Collected data:
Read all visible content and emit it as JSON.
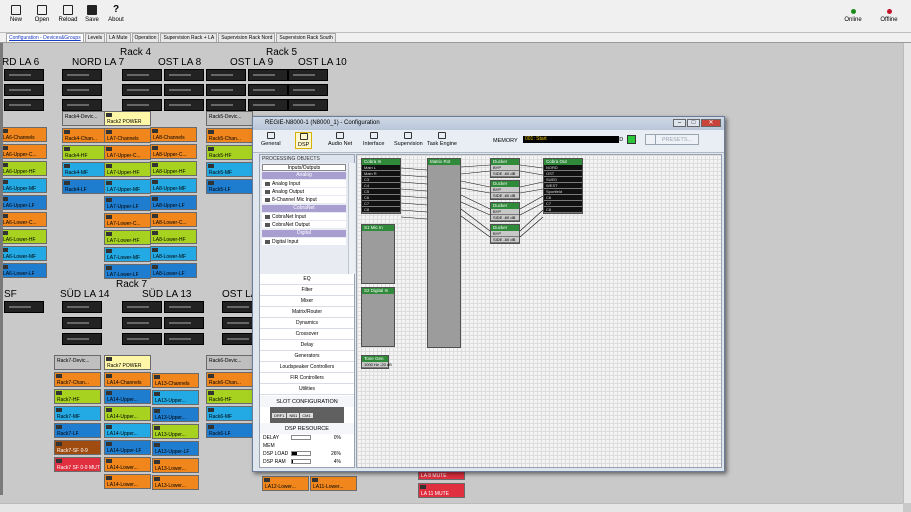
{
  "toolbar": {
    "new": "New",
    "open": "Open",
    "reload": "Reload",
    "save": "Save",
    "about": "About"
  },
  "status": {
    "online": "Online",
    "offline": "Offline",
    "online_color": "#1a8a1a",
    "offline_color": "#c0142a"
  },
  "tabs": [
    "Configuration - Devices&Groups",
    "Levels",
    "LA Mute",
    "Operation",
    "Supervision Rack + LA",
    "Supervision Rack Nord",
    "Supervision Rack South"
  ],
  "canvas": {
    "rack_labels": [
      "Rack 4",
      "Rack 5",
      "Rack 7"
    ],
    "top_labels": [
      "RD LA 6",
      "NORD LA 7",
      "OST LA 8",
      "OST LA 9",
      "OST LA 10"
    ],
    "mid_labels": [
      "SF",
      "SÜD LA 14",
      "SÜD LA 13",
      "OST LA"
    ],
    "top_cols": [
      [
        "LA6-Channels",
        "LA6-Upper-C...",
        "LA6-Upper-HF",
        "LA6-Upper-MF",
        "LA6-Upper-LF",
        "LA6-Lower-C...",
        "LA6-Lower-HF",
        "LA6-Lower-MF",
        "LA6-Lower-LF"
      ],
      [
        "Rack4-Devic...",
        "Rack4-Chan...",
        "Rack4-HF",
        "Rack4-MF",
        "Rack4-LF"
      ],
      [
        "Rack2 POWER",
        "LA7-Channels",
        "LA7-Upper-C...",
        "LA7-Upper-HF",
        "LA7-Upper-MF",
        "LA7-Upper-LF",
        "LA7-Lower-C...",
        "LA7-Lower-HF",
        "LA7-Lower-MF",
        "LA7-Lower-LF"
      ],
      [
        "LA8-Channels",
        "LA8-Upper-C...",
        "LA8-Upper-HF",
        "LA8-Upper-MF",
        "LA8-Upper-LF",
        "LA8-Lower-C...",
        "LA8-Lower-HF",
        "LA8-Lower-MF",
        "LA8-Lower-LF"
      ],
      [
        "Rack5-Devic...",
        "Rack5-Chan...",
        "Rack5-HF",
        "Rack5-MF",
        "Rack5-LF"
      ]
    ],
    "bottom_cols": [
      [
        "Rack7-Devic...",
        "Rack7-Chan...",
        "Rack7-HF",
        "Rack7-MF",
        "Rack7-LF",
        "Rack7-SF 0-9",
        "Rack7 SF 0-9 MUTE"
      ],
      [
        "Rack7 POWER",
        "LA14-Channels",
        "LA14-Upper...",
        "LA14-Upper...",
        "LA14-Upper...",
        "LA14-Upper-LF",
        "LA14-Lower...",
        "LA14-Lower..."
      ],
      [
        "LA13-Channels",
        "LA13-Upper...",
        "LA13-Upper...",
        "LA13-Upper...",
        "LA13-Upper-LF",
        "LA13-Lower...",
        "LA13-Lower..."
      ],
      [
        "Rack6-Devic...",
        "Rack6-Chan...",
        "Rack6-HF",
        "Rack6-MF",
        "Rack6-LF"
      ]
    ],
    "bottom_extra": [
      "LA12-Lower...",
      "LA11-Lower...",
      "LA 8 MUTE",
      "LA 11 MUTE"
    ]
  },
  "window": {
    "title": "REGIE-N8000-1 (N8000_1) - Configuration",
    "toolbar": [
      "General",
      "DSP",
      "Audio Net",
      "Interface",
      "Supervision",
      "Task Engine"
    ],
    "memory_label": "MEMORY",
    "memory_value": "001: Start",
    "edited_label": "EDITED",
    "store": "STORE",
    "presets": "PRESETS...",
    "processing_header": "PROCESSING OBJECTS",
    "groups": [
      {
        "name": "Inputs/Outputs",
        "selected": true,
        "items": []
      },
      {
        "name": "Analog",
        "items": [
          "Analog Input",
          "Analog Output",
          "8-Channel Mic Input"
        ]
      },
      {
        "name": "CobraNet",
        "items": [
          "CobraNet Input",
          "CobraNet Output"
        ]
      },
      {
        "name": "Digital",
        "items": [
          "Digital Input"
        ]
      }
    ],
    "categories": [
      "EQ",
      "Filter",
      "Mixer",
      "Matrix/Router",
      "Dynamics",
      "Crossover",
      "Delay",
      "Generators",
      "Loudspeaker Controllers",
      "FIR Controllers",
      "Utilities"
    ],
    "slot_title": "SLOT CONFIGURATION",
    "slot_items": [
      "DRF1",
      "NB1",
      "CM1"
    ],
    "dsp_title": "DSP RESOURCE",
    "resources": [
      {
        "name": "DELAY MEM",
        "value": "0%",
        "level": 0
      },
      {
        "name": "DSP LOAD",
        "value": "26%",
        "level": 26
      },
      {
        "name": "DSP RAM",
        "value": "4%",
        "level": 4
      }
    ],
    "blocks": {
      "cobra_in": "Cobra In",
      "cobra_in_rows": [
        "Main L",
        "Main R",
        "C3",
        "C4",
        "C5",
        "C6",
        "C7",
        "C8"
      ],
      "matrix": "Matrix Rot",
      "ducker": "Ducker",
      "ducker_rows": [
        "BYP",
        "SIDE -60 dB"
      ],
      "cobra_out": "Cobra Out",
      "cobra_out_rows": [
        "NORD",
        "OST",
        "SUED",
        "WEST",
        "Sportfeld",
        "C6",
        "C7",
        "C8"
      ],
      "s1": "S1 Mic In",
      "s2": "S2 Digital In",
      "tone": "Tone Gen",
      "tone_row": "1000 Hz  -20 dB"
    }
  }
}
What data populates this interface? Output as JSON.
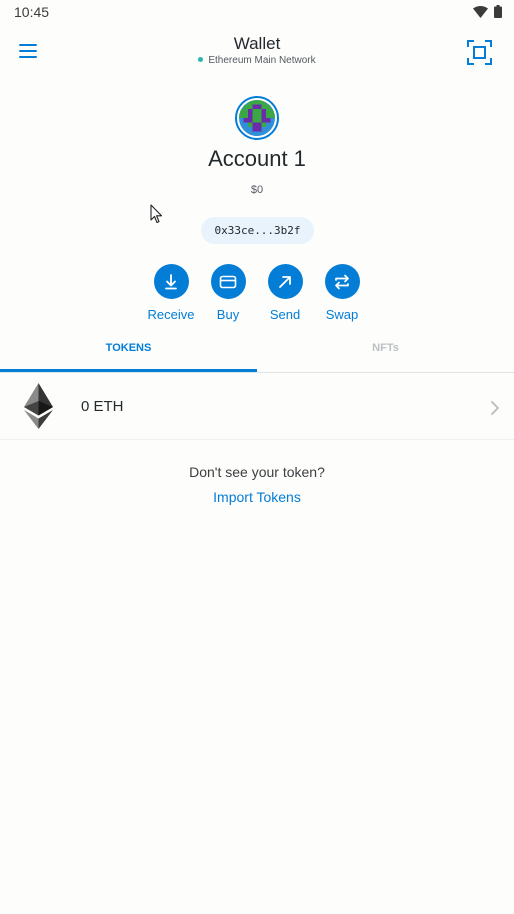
{
  "status_bar": {
    "time": "10:45",
    "icons": [
      "wifi-icon",
      "battery-icon"
    ]
  },
  "header": {
    "title": "Wallet",
    "network": "Ethereum Main Network",
    "network_dot_color": "#29b6af",
    "left_icon": "hamburger-menu-icon",
    "right_icon": "scan-qr-icon"
  },
  "account": {
    "name": "Account 1",
    "balance": "$0",
    "address": "0x33ce...3b2f"
  },
  "actions": [
    {
      "label": "Receive",
      "icon": "receive-arrow-icon"
    },
    {
      "label": "Buy",
      "icon": "card-icon"
    },
    {
      "label": "Send",
      "icon": "send-arrow-icon"
    },
    {
      "label": "Swap",
      "icon": "swap-arrows-icon"
    }
  ],
  "tabs": [
    {
      "label": "TOKENS",
      "active": true
    },
    {
      "label": "NFTs",
      "active": false
    }
  ],
  "tokens": [
    {
      "balance": "0 ETH",
      "icon": "eth-icon"
    }
  ],
  "import": {
    "prompt": "Don't see your token?",
    "link": "Import Tokens"
  },
  "colors": {
    "accent": "#037dd6",
    "background": "#fdfdfb",
    "text": "#24292e",
    "inactive_tab": "#bbc0c5"
  }
}
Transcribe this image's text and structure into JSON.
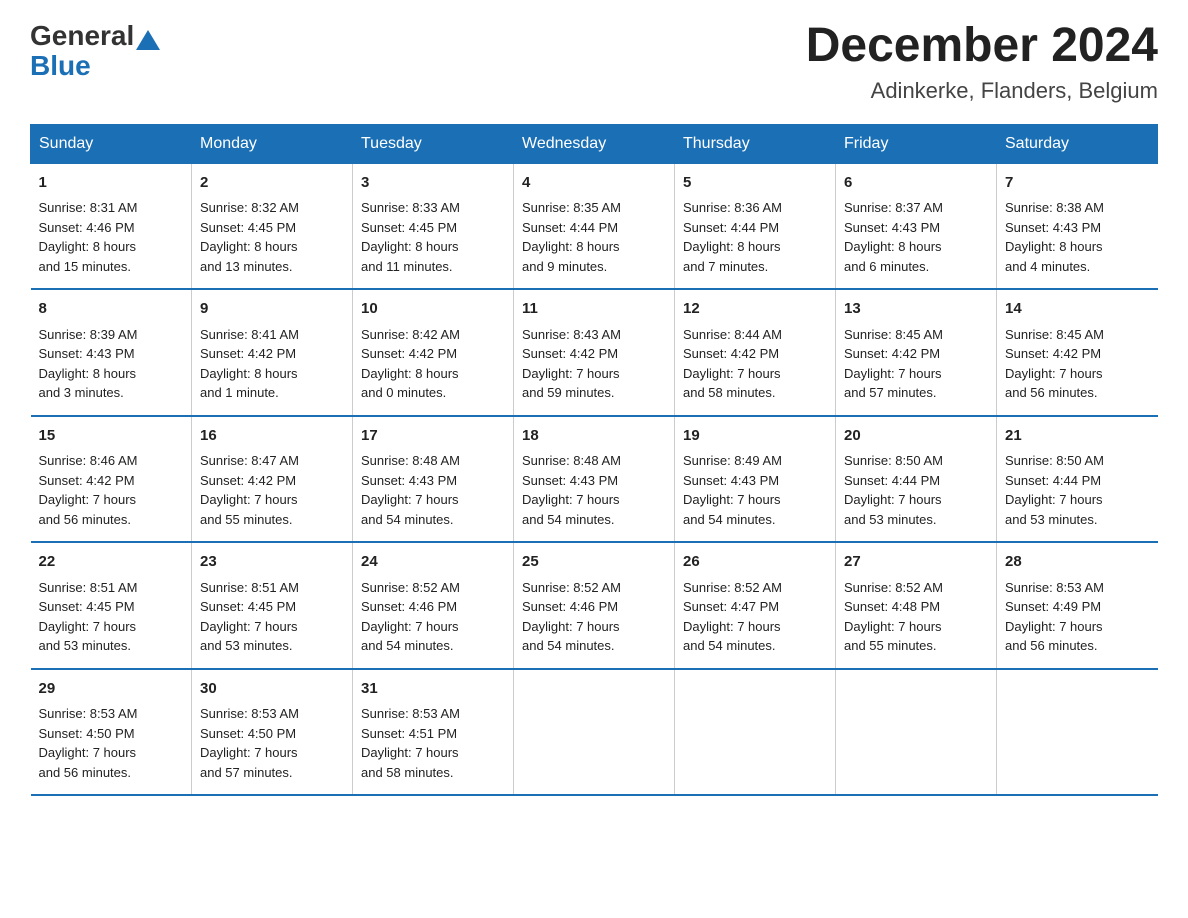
{
  "header": {
    "logo_general": "General",
    "logo_blue": "Blue",
    "month_title": "December 2024",
    "location": "Adinkerke, Flanders, Belgium"
  },
  "days_of_week": [
    "Sunday",
    "Monday",
    "Tuesday",
    "Wednesday",
    "Thursday",
    "Friday",
    "Saturday"
  ],
  "weeks": [
    [
      {
        "day": "1",
        "info": "Sunrise: 8:31 AM\nSunset: 4:46 PM\nDaylight: 8 hours\nand 15 minutes."
      },
      {
        "day": "2",
        "info": "Sunrise: 8:32 AM\nSunset: 4:45 PM\nDaylight: 8 hours\nand 13 minutes."
      },
      {
        "day": "3",
        "info": "Sunrise: 8:33 AM\nSunset: 4:45 PM\nDaylight: 8 hours\nand 11 minutes."
      },
      {
        "day": "4",
        "info": "Sunrise: 8:35 AM\nSunset: 4:44 PM\nDaylight: 8 hours\nand 9 minutes."
      },
      {
        "day": "5",
        "info": "Sunrise: 8:36 AM\nSunset: 4:44 PM\nDaylight: 8 hours\nand 7 minutes."
      },
      {
        "day": "6",
        "info": "Sunrise: 8:37 AM\nSunset: 4:43 PM\nDaylight: 8 hours\nand 6 minutes."
      },
      {
        "day": "7",
        "info": "Sunrise: 8:38 AM\nSunset: 4:43 PM\nDaylight: 8 hours\nand 4 minutes."
      }
    ],
    [
      {
        "day": "8",
        "info": "Sunrise: 8:39 AM\nSunset: 4:43 PM\nDaylight: 8 hours\nand 3 minutes."
      },
      {
        "day": "9",
        "info": "Sunrise: 8:41 AM\nSunset: 4:42 PM\nDaylight: 8 hours\nand 1 minute."
      },
      {
        "day": "10",
        "info": "Sunrise: 8:42 AM\nSunset: 4:42 PM\nDaylight: 8 hours\nand 0 minutes."
      },
      {
        "day": "11",
        "info": "Sunrise: 8:43 AM\nSunset: 4:42 PM\nDaylight: 7 hours\nand 59 minutes."
      },
      {
        "day": "12",
        "info": "Sunrise: 8:44 AM\nSunset: 4:42 PM\nDaylight: 7 hours\nand 58 minutes."
      },
      {
        "day": "13",
        "info": "Sunrise: 8:45 AM\nSunset: 4:42 PM\nDaylight: 7 hours\nand 57 minutes."
      },
      {
        "day": "14",
        "info": "Sunrise: 8:45 AM\nSunset: 4:42 PM\nDaylight: 7 hours\nand 56 minutes."
      }
    ],
    [
      {
        "day": "15",
        "info": "Sunrise: 8:46 AM\nSunset: 4:42 PM\nDaylight: 7 hours\nand 56 minutes."
      },
      {
        "day": "16",
        "info": "Sunrise: 8:47 AM\nSunset: 4:42 PM\nDaylight: 7 hours\nand 55 minutes."
      },
      {
        "day": "17",
        "info": "Sunrise: 8:48 AM\nSunset: 4:43 PM\nDaylight: 7 hours\nand 54 minutes."
      },
      {
        "day": "18",
        "info": "Sunrise: 8:48 AM\nSunset: 4:43 PM\nDaylight: 7 hours\nand 54 minutes."
      },
      {
        "day": "19",
        "info": "Sunrise: 8:49 AM\nSunset: 4:43 PM\nDaylight: 7 hours\nand 54 minutes."
      },
      {
        "day": "20",
        "info": "Sunrise: 8:50 AM\nSunset: 4:44 PM\nDaylight: 7 hours\nand 53 minutes."
      },
      {
        "day": "21",
        "info": "Sunrise: 8:50 AM\nSunset: 4:44 PM\nDaylight: 7 hours\nand 53 minutes."
      }
    ],
    [
      {
        "day": "22",
        "info": "Sunrise: 8:51 AM\nSunset: 4:45 PM\nDaylight: 7 hours\nand 53 minutes."
      },
      {
        "day": "23",
        "info": "Sunrise: 8:51 AM\nSunset: 4:45 PM\nDaylight: 7 hours\nand 53 minutes."
      },
      {
        "day": "24",
        "info": "Sunrise: 8:52 AM\nSunset: 4:46 PM\nDaylight: 7 hours\nand 54 minutes."
      },
      {
        "day": "25",
        "info": "Sunrise: 8:52 AM\nSunset: 4:46 PM\nDaylight: 7 hours\nand 54 minutes."
      },
      {
        "day": "26",
        "info": "Sunrise: 8:52 AM\nSunset: 4:47 PM\nDaylight: 7 hours\nand 54 minutes."
      },
      {
        "day": "27",
        "info": "Sunrise: 8:52 AM\nSunset: 4:48 PM\nDaylight: 7 hours\nand 55 minutes."
      },
      {
        "day": "28",
        "info": "Sunrise: 8:53 AM\nSunset: 4:49 PM\nDaylight: 7 hours\nand 56 minutes."
      }
    ],
    [
      {
        "day": "29",
        "info": "Sunrise: 8:53 AM\nSunset: 4:50 PM\nDaylight: 7 hours\nand 56 minutes."
      },
      {
        "day": "30",
        "info": "Sunrise: 8:53 AM\nSunset: 4:50 PM\nDaylight: 7 hours\nand 57 minutes."
      },
      {
        "day": "31",
        "info": "Sunrise: 8:53 AM\nSunset: 4:51 PM\nDaylight: 7 hours\nand 58 minutes."
      },
      {
        "day": "",
        "info": ""
      },
      {
        "day": "",
        "info": ""
      },
      {
        "day": "",
        "info": ""
      },
      {
        "day": "",
        "info": ""
      }
    ]
  ]
}
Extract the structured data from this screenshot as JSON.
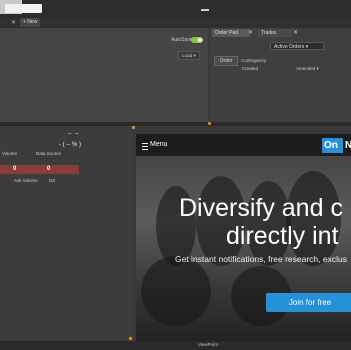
{
  "top": {
    "new_label": "+ New",
    "tab_close": "✕"
  },
  "layout_panel": {
    "autosave_label": "AutoSave",
    "autosave_on": true,
    "load_label": "Load ▾"
  },
  "orders": {
    "tabs": [
      {
        "label": "Order Pad",
        "close": "✕"
      },
      {
        "label": "Trades",
        "close": "✕"
      }
    ],
    "filter_label": "Active Orders ▾",
    "subtabs": [
      "Order",
      "Contingency"
    ],
    "columns": [
      "Created",
      "Amended ▾"
    ]
  },
  "quote": {
    "dashes": "– –",
    "change": "- ( -- % )",
    "labels": [
      "Volume",
      "Data Source"
    ],
    "bid_value": "0",
    "ask_value": "0",
    "labels2": [
      "Ask Volume",
      "DS"
    ]
  },
  "website": {
    "menu_label": "Menu",
    "logo_text": "On",
    "logo_tail": "N",
    "headline_1": "Diversify and c",
    "headline_2": "directly int",
    "subline": "Get instant notifications, free research, exclus",
    "cta_label": "Join for free"
  },
  "footer": {
    "viewport_label": "ViewPoint"
  },
  "colors": {
    "accent": "#2491d8",
    "toggle_on": "#8cc63e",
    "sell": "#8a3b3b",
    "highlight": "#e08a1e"
  }
}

WHAT YOU ARE ASKED TO DO
Scan the material above for the string "free" and report each line where you find it.

RIGHT ANSWER
    "subline": "Get instant notifications, free research, exclus",
    "cta_label": "Join for free"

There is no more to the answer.